### Directions
Across the listing below, how many lines hold "софинансирование"? Reply with the number by itself.

(Data entries)
════════════════════

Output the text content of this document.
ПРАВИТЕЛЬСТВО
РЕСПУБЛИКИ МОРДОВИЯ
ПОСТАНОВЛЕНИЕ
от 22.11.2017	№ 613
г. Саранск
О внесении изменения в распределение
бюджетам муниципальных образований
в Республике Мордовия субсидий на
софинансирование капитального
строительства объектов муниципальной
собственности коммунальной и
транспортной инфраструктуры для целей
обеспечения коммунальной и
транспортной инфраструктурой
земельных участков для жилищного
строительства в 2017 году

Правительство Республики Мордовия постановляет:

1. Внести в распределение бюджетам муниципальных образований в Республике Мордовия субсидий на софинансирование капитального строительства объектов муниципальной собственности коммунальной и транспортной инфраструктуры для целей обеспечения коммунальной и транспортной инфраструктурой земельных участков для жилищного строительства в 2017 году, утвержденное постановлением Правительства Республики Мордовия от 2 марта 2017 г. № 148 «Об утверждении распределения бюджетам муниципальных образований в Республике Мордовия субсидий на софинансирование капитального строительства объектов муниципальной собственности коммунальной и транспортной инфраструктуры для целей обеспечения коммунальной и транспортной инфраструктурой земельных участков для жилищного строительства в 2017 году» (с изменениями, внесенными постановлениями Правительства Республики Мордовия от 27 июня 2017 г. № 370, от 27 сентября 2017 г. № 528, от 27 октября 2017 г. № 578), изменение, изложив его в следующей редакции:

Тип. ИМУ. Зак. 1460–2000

════════════════════

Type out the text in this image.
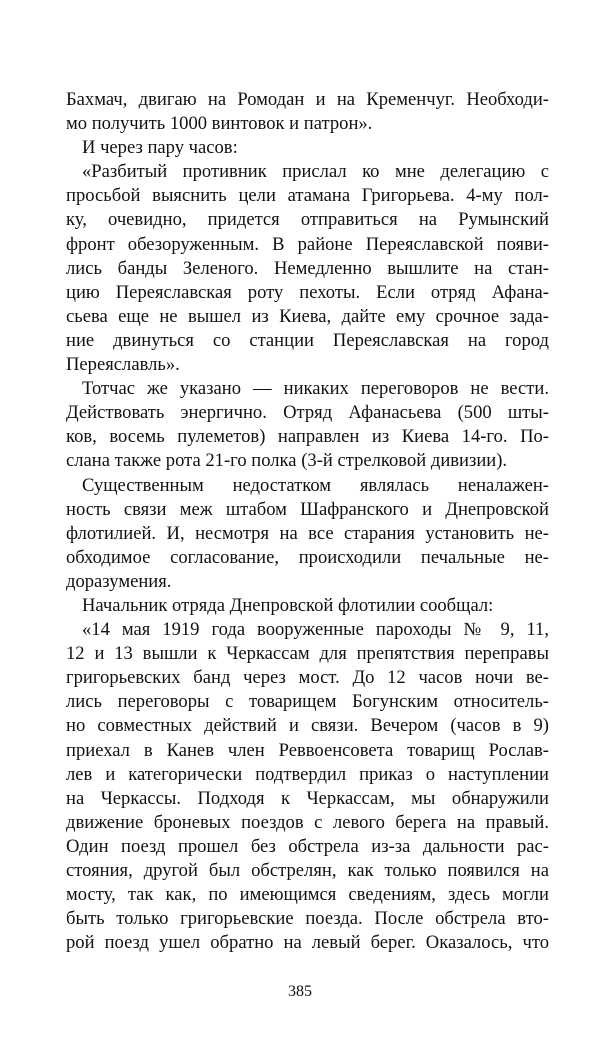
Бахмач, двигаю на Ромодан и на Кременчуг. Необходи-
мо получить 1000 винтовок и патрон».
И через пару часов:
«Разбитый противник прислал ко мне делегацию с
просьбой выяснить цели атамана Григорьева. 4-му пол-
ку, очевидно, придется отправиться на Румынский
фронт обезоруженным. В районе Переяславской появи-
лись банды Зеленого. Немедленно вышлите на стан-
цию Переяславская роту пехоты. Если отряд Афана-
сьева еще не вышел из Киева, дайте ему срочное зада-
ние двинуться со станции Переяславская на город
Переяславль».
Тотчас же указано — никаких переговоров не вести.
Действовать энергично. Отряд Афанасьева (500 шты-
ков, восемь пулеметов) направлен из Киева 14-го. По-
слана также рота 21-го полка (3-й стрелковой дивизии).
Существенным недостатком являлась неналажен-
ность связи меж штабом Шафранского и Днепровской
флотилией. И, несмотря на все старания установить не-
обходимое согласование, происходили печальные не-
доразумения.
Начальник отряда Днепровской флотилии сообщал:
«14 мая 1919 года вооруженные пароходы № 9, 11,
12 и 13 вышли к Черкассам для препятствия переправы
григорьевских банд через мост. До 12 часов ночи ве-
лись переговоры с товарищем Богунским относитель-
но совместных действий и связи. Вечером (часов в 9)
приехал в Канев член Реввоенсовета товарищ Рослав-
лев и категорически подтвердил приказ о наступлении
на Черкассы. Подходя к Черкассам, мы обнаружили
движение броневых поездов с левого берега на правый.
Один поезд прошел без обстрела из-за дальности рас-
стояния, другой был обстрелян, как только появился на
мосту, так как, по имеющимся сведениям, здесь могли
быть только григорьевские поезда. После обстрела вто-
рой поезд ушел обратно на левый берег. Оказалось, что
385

════════════════════

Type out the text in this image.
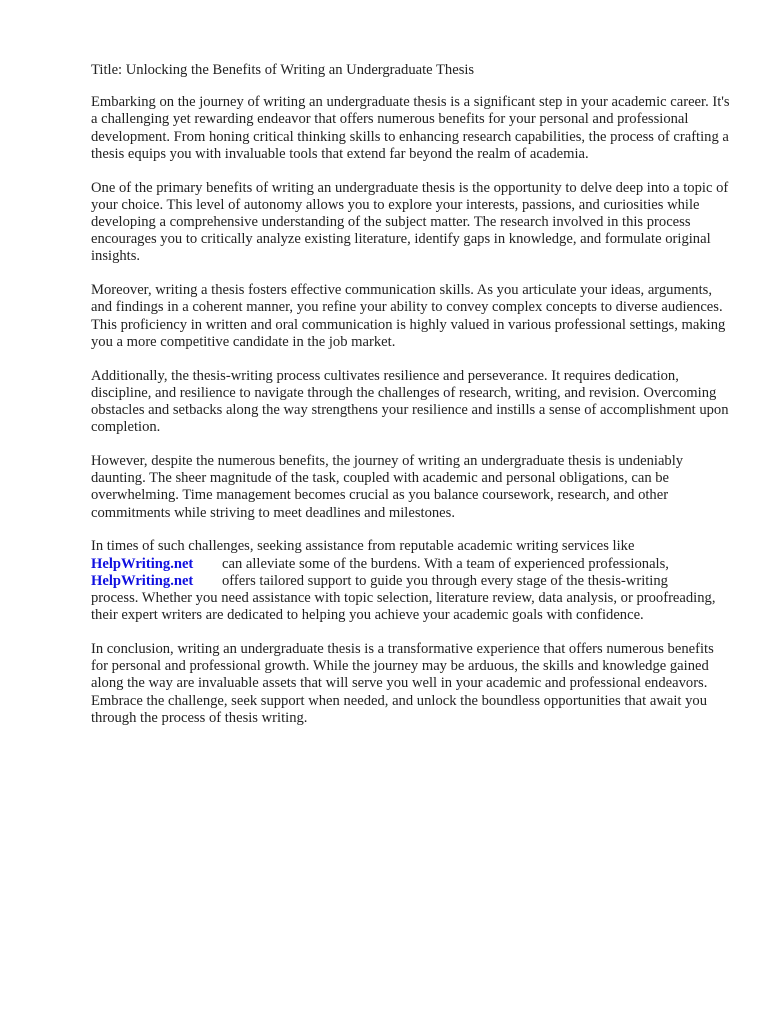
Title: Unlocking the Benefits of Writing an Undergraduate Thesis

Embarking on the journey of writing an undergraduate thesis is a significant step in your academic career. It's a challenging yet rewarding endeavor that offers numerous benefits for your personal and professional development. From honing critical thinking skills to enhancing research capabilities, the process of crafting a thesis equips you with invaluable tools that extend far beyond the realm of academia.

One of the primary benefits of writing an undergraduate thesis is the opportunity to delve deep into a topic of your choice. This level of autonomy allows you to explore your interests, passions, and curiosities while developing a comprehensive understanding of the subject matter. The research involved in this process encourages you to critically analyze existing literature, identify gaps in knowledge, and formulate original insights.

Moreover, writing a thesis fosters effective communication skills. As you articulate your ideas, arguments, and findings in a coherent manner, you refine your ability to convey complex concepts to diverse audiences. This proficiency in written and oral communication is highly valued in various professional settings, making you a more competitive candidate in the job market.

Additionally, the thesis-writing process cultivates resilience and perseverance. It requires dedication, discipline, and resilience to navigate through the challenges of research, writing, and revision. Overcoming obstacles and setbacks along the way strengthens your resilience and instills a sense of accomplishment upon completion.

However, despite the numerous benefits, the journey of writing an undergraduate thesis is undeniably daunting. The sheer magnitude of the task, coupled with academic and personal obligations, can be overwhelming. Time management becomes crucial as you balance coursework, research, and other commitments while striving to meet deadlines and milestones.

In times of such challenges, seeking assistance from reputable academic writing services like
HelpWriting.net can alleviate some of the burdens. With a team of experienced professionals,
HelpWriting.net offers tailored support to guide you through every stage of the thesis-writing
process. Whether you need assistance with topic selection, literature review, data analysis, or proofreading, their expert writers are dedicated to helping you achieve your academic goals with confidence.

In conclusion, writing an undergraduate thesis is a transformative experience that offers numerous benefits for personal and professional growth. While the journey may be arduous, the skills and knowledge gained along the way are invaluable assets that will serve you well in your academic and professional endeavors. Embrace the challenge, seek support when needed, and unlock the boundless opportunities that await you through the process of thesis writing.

════════════════════

### Answer to this task
2